Dataset records:
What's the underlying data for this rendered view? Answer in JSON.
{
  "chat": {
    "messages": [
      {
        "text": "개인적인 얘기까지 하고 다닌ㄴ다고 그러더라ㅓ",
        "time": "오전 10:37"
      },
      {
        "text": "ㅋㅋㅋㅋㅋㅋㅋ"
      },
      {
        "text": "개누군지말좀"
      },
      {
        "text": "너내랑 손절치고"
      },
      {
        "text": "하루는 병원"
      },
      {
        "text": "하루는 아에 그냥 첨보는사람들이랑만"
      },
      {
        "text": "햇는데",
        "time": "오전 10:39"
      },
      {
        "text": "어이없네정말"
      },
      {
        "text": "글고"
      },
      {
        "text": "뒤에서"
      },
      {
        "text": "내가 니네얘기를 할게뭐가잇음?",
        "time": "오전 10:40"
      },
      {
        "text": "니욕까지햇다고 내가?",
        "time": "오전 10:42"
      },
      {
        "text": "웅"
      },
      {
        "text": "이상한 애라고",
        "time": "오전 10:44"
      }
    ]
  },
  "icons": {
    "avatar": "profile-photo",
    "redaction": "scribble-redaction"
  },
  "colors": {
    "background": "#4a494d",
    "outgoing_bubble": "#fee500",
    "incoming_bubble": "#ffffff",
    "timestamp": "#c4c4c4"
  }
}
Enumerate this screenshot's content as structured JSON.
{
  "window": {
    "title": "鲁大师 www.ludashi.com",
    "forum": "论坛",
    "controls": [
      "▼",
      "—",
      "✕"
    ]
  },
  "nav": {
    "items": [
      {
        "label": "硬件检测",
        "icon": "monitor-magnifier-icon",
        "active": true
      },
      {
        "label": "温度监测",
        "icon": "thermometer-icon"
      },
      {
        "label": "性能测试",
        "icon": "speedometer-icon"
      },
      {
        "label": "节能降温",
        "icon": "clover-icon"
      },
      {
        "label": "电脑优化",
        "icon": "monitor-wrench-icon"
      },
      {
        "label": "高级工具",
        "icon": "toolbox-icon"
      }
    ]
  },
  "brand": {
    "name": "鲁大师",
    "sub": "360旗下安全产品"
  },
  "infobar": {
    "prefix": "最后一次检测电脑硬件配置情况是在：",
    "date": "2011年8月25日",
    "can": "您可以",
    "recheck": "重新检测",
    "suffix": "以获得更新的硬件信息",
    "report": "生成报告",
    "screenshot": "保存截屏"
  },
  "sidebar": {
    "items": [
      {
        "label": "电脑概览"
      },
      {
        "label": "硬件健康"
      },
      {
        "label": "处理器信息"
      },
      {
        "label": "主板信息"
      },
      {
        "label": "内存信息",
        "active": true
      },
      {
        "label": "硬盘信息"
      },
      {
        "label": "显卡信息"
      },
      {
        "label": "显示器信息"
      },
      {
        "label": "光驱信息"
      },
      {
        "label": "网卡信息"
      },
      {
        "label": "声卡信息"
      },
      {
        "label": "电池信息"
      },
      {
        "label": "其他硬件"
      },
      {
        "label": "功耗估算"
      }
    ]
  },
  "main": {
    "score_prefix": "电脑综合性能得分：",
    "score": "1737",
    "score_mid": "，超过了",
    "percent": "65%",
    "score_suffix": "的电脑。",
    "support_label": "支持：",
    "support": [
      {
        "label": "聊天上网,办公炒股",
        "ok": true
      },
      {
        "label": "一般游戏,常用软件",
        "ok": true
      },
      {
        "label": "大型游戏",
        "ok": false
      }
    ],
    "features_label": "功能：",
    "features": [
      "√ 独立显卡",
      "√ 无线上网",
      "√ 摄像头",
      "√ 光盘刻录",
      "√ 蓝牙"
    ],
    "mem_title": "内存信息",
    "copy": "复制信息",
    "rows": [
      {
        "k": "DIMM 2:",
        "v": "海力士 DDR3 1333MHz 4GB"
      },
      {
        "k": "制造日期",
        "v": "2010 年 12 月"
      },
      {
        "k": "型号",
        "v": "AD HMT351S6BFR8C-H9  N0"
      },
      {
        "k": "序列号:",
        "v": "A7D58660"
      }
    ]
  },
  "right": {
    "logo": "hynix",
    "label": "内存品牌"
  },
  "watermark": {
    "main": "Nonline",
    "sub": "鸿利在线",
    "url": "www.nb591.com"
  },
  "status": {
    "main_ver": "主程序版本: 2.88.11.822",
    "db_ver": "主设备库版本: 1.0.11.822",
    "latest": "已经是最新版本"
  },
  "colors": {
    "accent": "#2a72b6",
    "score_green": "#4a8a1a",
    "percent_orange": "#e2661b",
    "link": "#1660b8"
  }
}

▶ EXERCISE
Above are the records; retype them all without a single difference.

▶ COMPLETE ANSWER
What's the underlying data for this rendered view? Answer in JSON.
{
  "chat": {
    "messages": [
      {
        "text": "개인적인 얘기까지 하고 다닌ㄴ다고 그러더라ㅓ",
        "time": "오전 10:37"
      },
      {
        "text": "ㅋㅋㅋㅋㅋㅋㅋ"
      },
      {
        "text": "개누군지말좀"
      },
      {
        "text": "너내랑 손절치고"
      },
      {
        "text": "하루는 병원"
      },
      {
        "text": "하루는 아에 그냥 첨보는사람들이랑만"
      },
      {
        "text": "햇는데",
        "time": "오전 10:39"
      },
      {
        "text": "어이없네정말"
      },
      {
        "text": "글고"
      },
      {
        "text": "뒤에서"
      },
      {
        "text": "내가 니네얘기를 할게뭐가잇음?",
        "time": "오전 10:40"
      },
      {
        "text": "니욕까지햇다고 내가?",
        "time": "오전 10:42"
      },
      {
        "text": "웅"
      },
      {
        "text": "이상한 애라고",
        "time": "오전 10:44"
      }
    ]
  },
  "icons": {
    "avatar": "profile-photo",
    "redaction": "scribble-redaction"
  },
  "colors": {
    "background": "#4a494d",
    "outgoing_bubble": "#fee500",
    "incoming_bubble": "#ffffff",
    "timestamp": "#c4c4c4"
  }
}
Enumerate this screenshot's content as structured JSON.
{
  "window": {
    "title": "鲁大师 www.ludashi.com",
    "forum": "论坛",
    "controls": [
      "▼",
      "—",
      "✕"
    ]
  },
  "nav": {
    "items": [
      {
        "label": "硬件检测",
        "icon": "monitor-magnifier-icon",
        "active": true
      },
      {
        "label": "温度监测",
        "icon": "thermometer-icon"
      },
      {
        "label": "性能测试",
        "icon": "speedometer-icon"
      },
      {
        "label": "节能降温",
        "icon": "clover-icon"
      },
      {
        "label": "电脑优化",
        "icon": "monitor-wrench-icon"
      },
      {
        "label": "高级工具",
        "icon": "toolbox-icon"
      }
    ]
  },
  "brand": {
    "name": "鲁大师",
    "sub": "360旗下安全产品"
  },
  "infobar": {
    "prefix": "最后一次检测电脑硬件配置情况是在：",
    "date": "2011年8月25日",
    "can": "您可以",
    "recheck": "重新检测",
    "suffix": "以获得更新的硬件信息",
    "report": "生成报告",
    "screenshot": "保存截屏"
  },
  "sidebar": {
    "items": [
      {
        "label": "电脑概览"
      },
      {
        "label": "硬件健康"
      },
      {
        "label": "处理器信息"
      },
      {
        "label": "主板信息"
      },
      {
        "label": "内存信息",
        "active": true
      },
      {
        "label": "硬盘信息"
      },
      {
        "label": "显卡信息"
      },
      {
        "label": "显示器信息"
      },
      {
        "label": "光驱信息"
      },
      {
        "label": "网卡信息"
      },
      {
        "label": "声卡信息"
      },
      {
        "label": "电池信息"
      },
      {
        "label": "其他硬件"
      },
      {
        "label": "功耗估算"
      }
    ]
  },
  "main": {
    "score_prefix": "电脑综合性能得分：",
    "score": "1737",
    "score_mid": "，超过了",
    "percent": "65%",
    "score_suffix": "的电脑。",
    "support_label": "支持：",
    "support": [
      {
        "label": "聊天上网,办公炒股",
        "ok": true
      },
      {
        "label": "一般游戏,常用软件",
        "ok": true
      },
      {
        "label": "大型游戏",
        "ok": false
      }
    ],
    "features_label": "功能：",
    "features": [
      "√ 独立显卡",
      "√ 无线上网",
      "√ 摄像头",
      "√ 光盘刻录",
      "√ 蓝牙"
    ],
    "mem_title": "内存信息",
    "copy": "复制信息",
    "rows": [
      {
        "k": "DIMM 2:",
        "v": "海力士 DDR3 1333MHz 4GB"
      },
      {
        "k": "制造日期",
        "v": "2010 年 12 月"
      },
      {
        "k": "型号",
        "v": "AD HMT351S6BFR8C-H9  N0"
      },
      {
        "k": "序列号:",
        "v": "A7D58660"
      }
    ]
  },
  "right": {
    "logo": "hynix",
    "label": "内存品牌"
  },
  "watermark": {
    "main": "Nonline",
    "sub": "鸿利在线",
    "url": "www.nb591.com"
  },
  "status": {
    "main_ver": "主程序版本: 2.88.11.822",
    "db_ver": "主设备库版本: 1.0.11.822",
    "latest": "已经是最新版本"
  },
  "colors": {
    "accent": "#2a72b6",
    "score_green": "#4a8a1a",
    "percent_orange": "#e2661b",
    "link": "#1660b8"
  }
}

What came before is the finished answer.